(Records from a collection)
begin
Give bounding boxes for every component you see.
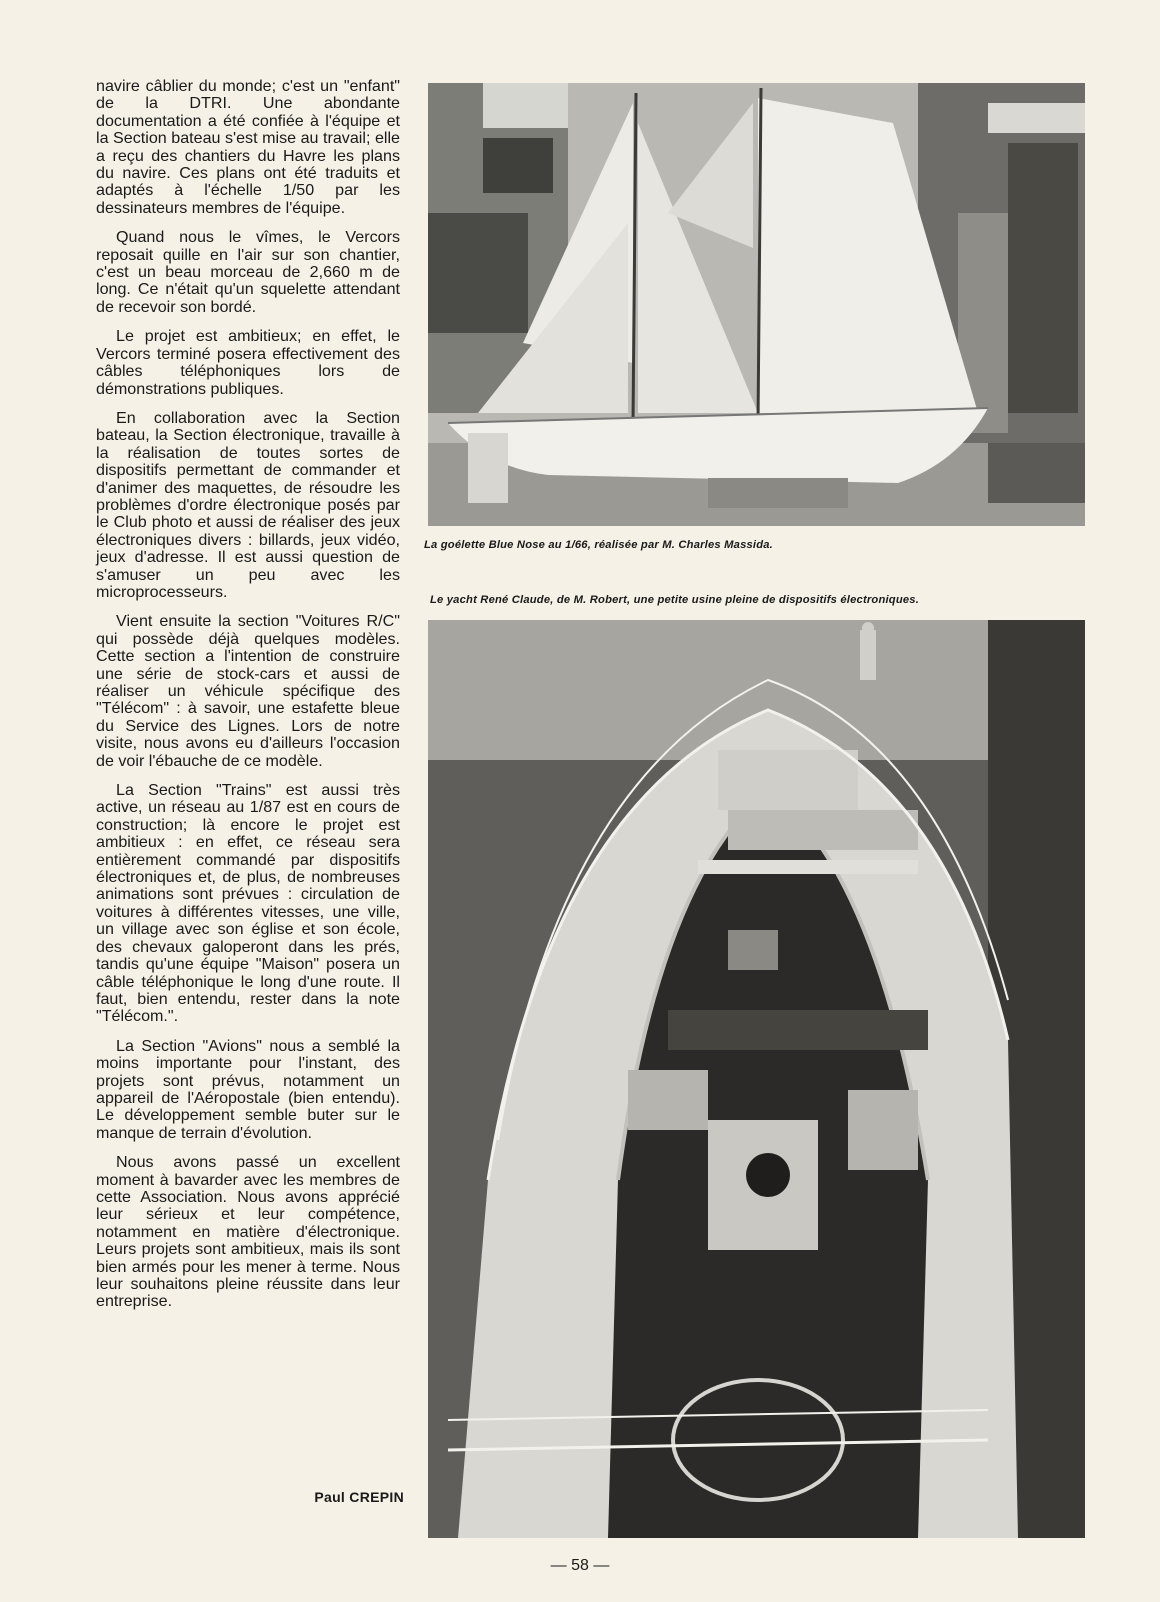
article-paragraph: Nous avons passé un excellent moment à bavarder avec les membres de cette Association. Nous avons apprécié leur sérieux et leur compétence, notamment en matière d'électronique. Leurs projets sont ambitieux, mais ils sont bien armés pour les mener à terme. Nous leur souhaitons pleine réussite dans leur entreprise.: [96, 1153, 400, 1311]
article-paragraph: Vient ensuite la section "Voitures R/C" qui possède déjà quelques modèles. Cette section a l'intention de construire une série de stock-cars et aussi de réaliser un véhicule spécifique des "Télécom" : à savoir, une estafette bleue du Service des Lignes. Lors de notre visite, nous avons eu d'ailleurs l'occasion de voir l'ébauche de ce modèle.: [96, 612, 400, 770]
yacht-caption: Le yacht René Claude, de M. Robert, une petite usine pleine de dispositifs électroniques.: [430, 594, 920, 606]
author-signature: Paul CREPIN: [314, 1489, 404, 1505]
yacht-photo: [428, 620, 1085, 1538]
article-column: [96, 78, 400, 1323]
schooner-photo: [428, 83, 1085, 526]
article-paragraph: La Section "Avions" nous a semblé la moins importante pour l'instant, des projets sont prévus, notamment un appareil de l'Aéropostale (bien entendu). Le développement semble buter sur le manque de terrain d'évolution.: [96, 1036, 400, 1142]
article-paragraph: En collaboration avec la Section bateau, la Section électronique, travaille à la réalisation de toutes sortes de dispositifs permettant de commander et d'animer des maquettes, de résoudre les problèmes d'ordre électronique posés par le Club photo et aussi de réaliser des jeux électroniques divers : billards, jeux vidéo, jeux d'adresse. Il est aussi question de s'amuser un peu avec les microprocesseurs.: [96, 408, 400, 601]
schooner-caption: La goélette Blue Nose au 1/66, réalisée par M. Charles Massida.: [424, 539, 773, 551]
article-paragraph: La Section "Trains" est aussi très active, un réseau au 1/87 est en cours de construction; là encore le projet est ambitieux : en effet, ce réseau sera entièrement commandé par dispositifs électroniques et, de plus, de nombreuses animations sont prévues : circulation de voitures à différentes vitesses, une ville, un village avec son église et son école, des chevaux galoperont dans les prés, tandis qu'une équipe "Maison" posera un câble téléphonique le long d'une route. Il faut, bien entendu, rester dans la note "Télécom.".: [96, 781, 400, 1026]
article-paragraph: Quand nous le vîmes, le Vercors reposait quille en l'air sur son chantier, c'est un beau morceau de 2,660 m de long. Ce n'était qu'un squelette attendant de recevoir son bordé.: [96, 228, 400, 316]
article-paragraph: Le projet est ambitieux; en effet, le Vercors terminé posera effectivement des câbles téléphoniques lors de démonstrations publiques.: [96, 327, 400, 398]
article-paragraph: navire câblier du monde; c'est un "enfant" de la DTRI. Une abondante documentation a été confiée à l'équipe et la Section bateau s'est mise au travail; elle a reçu des chantiers du Havre les plans du navire. Ces plans ont été traduits et adaptés à l'échelle 1/50 par les dessinateurs membres de l'équipe.: [96, 77, 400, 217]
page-number: — 58 —: [550, 1557, 610, 1574]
end
## TASK DETAILS
Extract every line of the listing above that contains the string "membres". Treat uppercase and lowercase as different.

## SOLVED PROBLEM
article-paragraph: Nous avons passé un excellent moment à bavarder avec les membres de cette Association. Nous avons apprécié leur sérieux et leur compétence, notamment en matière d'électronique. Leurs projets sont ambitieux, mais ils sont bien armés pour les mener à terme. Nous leur souhaitons pleine réussite dans leur entreprise.: [96, 1153, 400, 1311]
article-paragraph: navire câblier du monde; c'est un "enfant" de la DTRI. Une abondante documentation a été confiée à l'équipe et la Section bateau s'est mise au travail; elle a reçu des chantiers du Havre les plans du navire. Ces plans ont été traduits et adaptés à l'échelle 1/50 par les dessinateurs membres de l'équipe.: [96, 77, 400, 217]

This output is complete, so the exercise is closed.